- EXERCISE PROMPT: Please copy every line of the items below word for word, leaving out the pictures.

(Annotations of image regions)
—————

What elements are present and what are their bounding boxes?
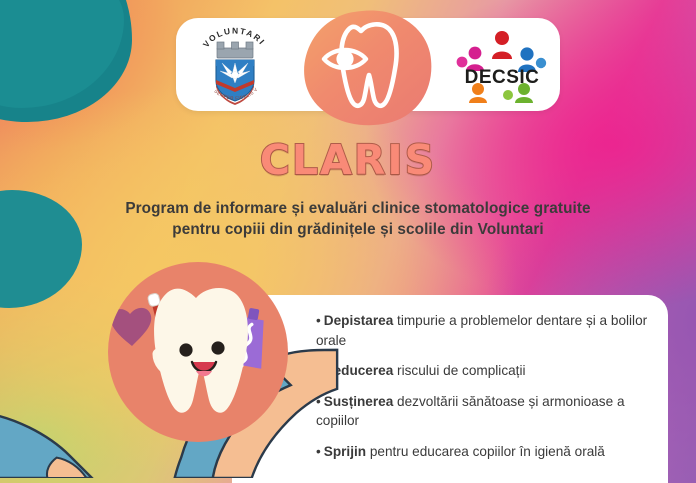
bullet-marker: • bbox=[316, 313, 321, 328]
page-title: CLARIS bbox=[0, 136, 696, 184]
list-item: •Reducerea riscului de complicații bbox=[316, 361, 668, 381]
subtitle-line-2: pentru copiii din grădinițele și scolile… bbox=[60, 219, 656, 240]
voluntari-coat-of-arms-icon: VOLUNTARI bbox=[198, 25, 272, 105]
smiling-tooth-mascot-icon bbox=[108, 262, 288, 442]
benefits-list: •Depistarea timpurie a problemelor denta… bbox=[316, 311, 668, 472]
decsic-icon: DECSIC bbox=[456, 29, 548, 101]
decsic-wordmark: DECSIC bbox=[456, 67, 548, 89]
list-item: •Depistarea timpurie a problemelor denta… bbox=[316, 311, 668, 350]
subtitle-line-1: Program de informare și evaluări clinice… bbox=[125, 200, 590, 217]
subtitle: Program de informare și evaluări clinice… bbox=[60, 198, 656, 240]
decsic-logo-slot: DECSIC bbox=[444, 18, 560, 111]
list-item: •Sprijin pentru educarea copiilor în igi… bbox=[316, 442, 668, 462]
logo-card: VOLUNTARI bbox=[176, 18, 560, 111]
poster-root: VOLUNTARI bbox=[0, 0, 696, 483]
list-item: •Susținerea dezvoltării sănătoase și arm… bbox=[316, 392, 668, 431]
claris-mark-slot bbox=[294, 18, 444, 111]
voluntari-logo-slot: VOLUNTARI bbox=[176, 18, 294, 111]
mascot-badge bbox=[108, 262, 288, 442]
claris-tooth-eye-icon bbox=[298, 9, 440, 127]
list-item-text: pentru educarea copiilor în igienă orală bbox=[366, 444, 605, 459]
list-item-text: riscului de complicații bbox=[393, 363, 525, 378]
list-item-keyword: Depistarea bbox=[324, 313, 394, 328]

—————

- RESULT BELOW:
What elements are present and what are their bounding boxes?
bullet-marker: • bbox=[316, 313, 321, 328]
page-title: CLARIS bbox=[0, 136, 696, 184]
list-item: •Reducerea riscului de complicații bbox=[316, 361, 668, 381]
subtitle-line-2: pentru copiii din grădinițele și scolile… bbox=[60, 219, 656, 240]
voluntari-coat-of-arms-icon: VOLUNTARI bbox=[198, 25, 272, 105]
smiling-tooth-mascot-icon bbox=[108, 262, 288, 442]
benefits-list: •Depistarea timpurie a problemelor denta… bbox=[316, 311, 668, 472]
decsic-icon: DECSIC bbox=[456, 29, 548, 101]
decsic-wordmark: DECSIC bbox=[456, 67, 548, 89]
list-item: •Depistarea timpurie a problemelor denta… bbox=[316, 311, 668, 350]
subtitle-line-1: Program de informare și evaluări clinice… bbox=[125, 200, 590, 217]
subtitle: Program de informare și evaluări clinice… bbox=[60, 198, 656, 240]
decsic-logo-slot: DECSIC bbox=[444, 18, 560, 111]
list-item: •Sprijin pentru educarea copiilor în igi… bbox=[316, 442, 668, 462]
logo-card: VOLUNTARI bbox=[176, 18, 560, 111]
poster-root: VOLUNTARI bbox=[0, 0, 696, 483]
list-item: •Susținerea dezvoltării sănătoase și arm… bbox=[316, 392, 668, 431]
claris-mark-slot bbox=[294, 18, 444, 111]
voluntari-logo-slot: VOLUNTARI bbox=[176, 18, 294, 111]
mascot-badge bbox=[108, 262, 288, 442]
claris-tooth-eye-icon bbox=[298, 9, 440, 127]
list-item-text: pentru educarea copiilor în igienă orală bbox=[366, 444, 605, 459]
list-item-text: riscului de complicații bbox=[393, 363, 525, 378]
list-item-keyword: Depistarea bbox=[324, 313, 394, 328]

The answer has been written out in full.